--- DIRECTION ---
Retype exactly and only the lines from the one that contains "Transcribe the text in this document." through the final line of the data; pictures are left out.
# RECORDED INFORMATION start
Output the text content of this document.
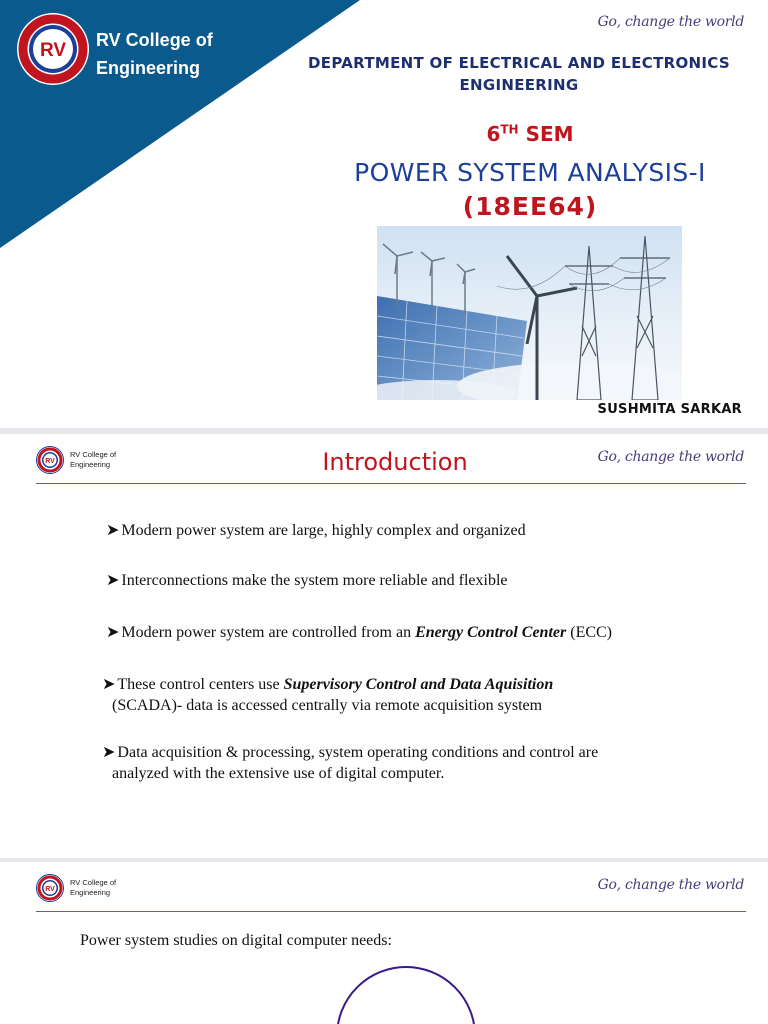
RV RV College of
Engineering
Go, change the world
DEPARTMENT OF ELECTRICAL AND ELECTRONICS
ENGINEERING
6TH SEM
POWER SYSTEM ANALYSIS-I
(18EE64)
SUSHMITA SARKAR
RV
RV College of
Engineering	Introduction	Go, change the world
➤ Modern power system are large, highly complex and organized
➤ Interconnections make the system more reliable and flexible
➤ Modern power system are controlled from an Energy Control Center (ECC)
➤ These control centers use Supervisory Control and Data Aquisition
(SCADA)- data is accessed centrally via remote acquisition system
➤ Data acquisition & processing, system operating conditions and control are
analyzed with the extensive use of digital computer.
RV
RV College of
Engineering	Go, change the world
Power system studies on digital computer needs:
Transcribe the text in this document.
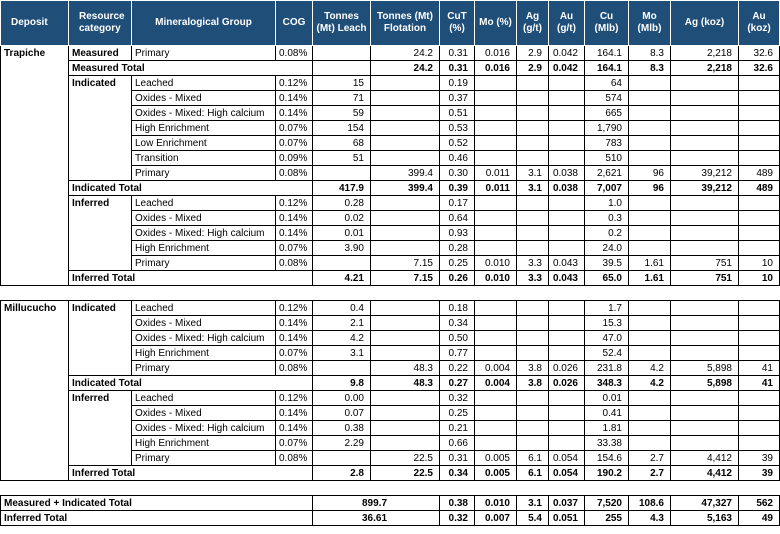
Deposit	Resource category	Mineralogical Group	COG	Tonnes (Mt) Leach	Tonnes (Mt) Flotation	CuT (%)	Mo (%)	Ag (g/t)	Au (g/t)	Cu (Mlb)	Mo (Mlb)	Ag (koz)	Au (koz)
Trapiche	Measured	Primary	0.08%		24.2	0.31	0.016	2.9	0.042	164.1	8.3	2,218	32.6
	Measured Total				24.2	0.31	0.016	2.9	0.042	164.1	8.3	2,218	32.6
	Indicated	Leached	0.12%	15		0.19				64			
		Oxides - Mixed	0.14%	71		0.37				574			
		Oxides - Mixed: High calcium	0.14%	59		0.51				665			
		High Enrichment	0.07%	154		0.53				1,790			
		Low Enrichment	0.07%	68		0.52				783			
		Transition	0.09%	51		0.46				510			
		Primary	0.08%		399.4	0.30	0.011	3.1	0.038	2,621	96	39,212	489
	Indicated Total			417.9	399.4	0.39	0.011	3.1	0.038	7,007	96	39,212	489
	Inferred	Leached	0.12%	0.28		0.17				1.0			
		Oxides - Mixed	0.14%	0.02		0.64				0.3			
		Oxides - Mixed: High calcium	0.14%	0.01		0.93				0.2			
		High Enrichment	0.07%	3.90		0.28				24.0			
		Primary	0.08%		7.15	0.25	0.010	3.3	0.043	39.5	1.61	751	10
	Inferred Total			4.21	7.15	0.26	0.010	3.3	0.043	65.0	1.61	751	10

Millucucho	Indicated	Leached	0.12%	0.4		0.18				1.7			
		Oxides - Mixed	0.14%	2.1		0.34				15.3			
		Oxides - Mixed: High calcium	0.14%	4.2		0.50				47.0			
		High Enrichment	0.07%	3.1		0.77				52.4			
		Primary	0.08%		48.3	0.22	0.004	3.8	0.026	231.8	4.2	5,898	41
	Indicated Total			9.8	48.3	0.27	0.004	3.8	0.026	348.3	4.2	5,898	41
	Inferred	Leached	0.12%	0.00		0.32				0.01			
		Oxides - Mixed	0.14%	0.07		0.25				0.41			
		Oxides - Mixed: High calcium	0.14%	0.38		0.21				1.81			
		High Enrichment	0.07%	2.29		0.66				33.38			
		Primary	0.08%		22.5	0.31	0.005	6.1	0.054	154.6	2.7	4,412	39
	Inferred Total			2.8	22.5	0.34	0.005	6.1	0.054	190.2	2.7	4,412	39

Measured + Indicated Total				899.7		0.38	0.010	3.1	0.037	7,520	108.6	47,327	562
Inferred Total				36.61		0.32	0.007	5.4	0.051	255	4.3	5,163	49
# RECORDED INFORMATION end
--- RESULT OF THIS EXERCISE ---
Transcribe the text in this document.
Deposit	Resource category	Mineralogical Group	COG	Tonnes (Mt) Leach	Tonnes (Mt) Flotation	CuT (%)	Mo (%)	Ag (g/t)	Au (g/t)	Cu (Mlb)	Mo (Mlb)	Ag (koz)	Au (koz)
Trapiche	Measured	Primary	0.08%		24.2	0.31	0.016	2.9	0.042	164.1	8.3	2,218	32.6
	Measured Total				24.2	0.31	0.016	2.9	0.042	164.1	8.3	2,218	32.6
	Indicated	Leached	0.12%	15		0.19				64			
		Oxides - Mixed	0.14%	71		0.37				574			
		Oxides - Mixed: High calcium	0.14%	59		0.51				665			
		High Enrichment	0.07%	154		0.53				1,790			
		Low Enrichment	0.07%	68		0.52				783			
		Transition	0.09%	51		0.46				510			
		Primary	0.08%		399.4	0.30	0.011	3.1	0.038	2,621	96	39,212	489
	Indicated Total			417.9	399.4	0.39	0.011	3.1	0.038	7,007	96	39,212	489
	Inferred	Leached	0.12%	0.28		0.17				1.0			
		Oxides - Mixed	0.14%	0.02		0.64				0.3			
		Oxides - Mixed: High calcium	0.14%	0.01		0.93				0.2			
		High Enrichment	0.07%	3.90		0.28				24.0			
		Primary	0.08%		7.15	0.25	0.010	3.3	0.043	39.5	1.61	751	10
	Inferred Total			4.21	7.15	0.26	0.010	3.3	0.043	65.0	1.61	751	10

Millucucho	Indicated	Leached	0.12%	0.4		0.18				1.7			
		Oxides - Mixed	0.14%	2.1		0.34				15.3			
		Oxides - Mixed: High calcium	0.14%	4.2		0.50				47.0			
		High Enrichment	0.07%	3.1		0.77				52.4			
		Primary	0.08%		48.3	0.22	0.004	3.8	0.026	231.8	4.2	5,898	41
	Indicated Total			9.8	48.3	0.27	0.004	3.8	0.026	348.3	4.2	5,898	41
	Inferred	Leached	0.12%	0.00		0.32				0.01			
		Oxides - Mixed	0.14%	0.07		0.25				0.41			
		Oxides - Mixed: High calcium	0.14%	0.38		0.21				1.81			
		High Enrichment	0.07%	2.29		0.66				33.38			
		Primary	0.08%		22.5	0.31	0.005	6.1	0.054	154.6	2.7	4,412	39
	Inferred Total			2.8	22.5	0.34	0.005	6.1	0.054	190.2	2.7	4,412	39

Measured + Indicated Total				899.7		0.38	0.010	3.1	0.037	7,520	108.6	47,327	562
Inferred Total				36.61		0.32	0.007	5.4	0.051	255	4.3	5,163	49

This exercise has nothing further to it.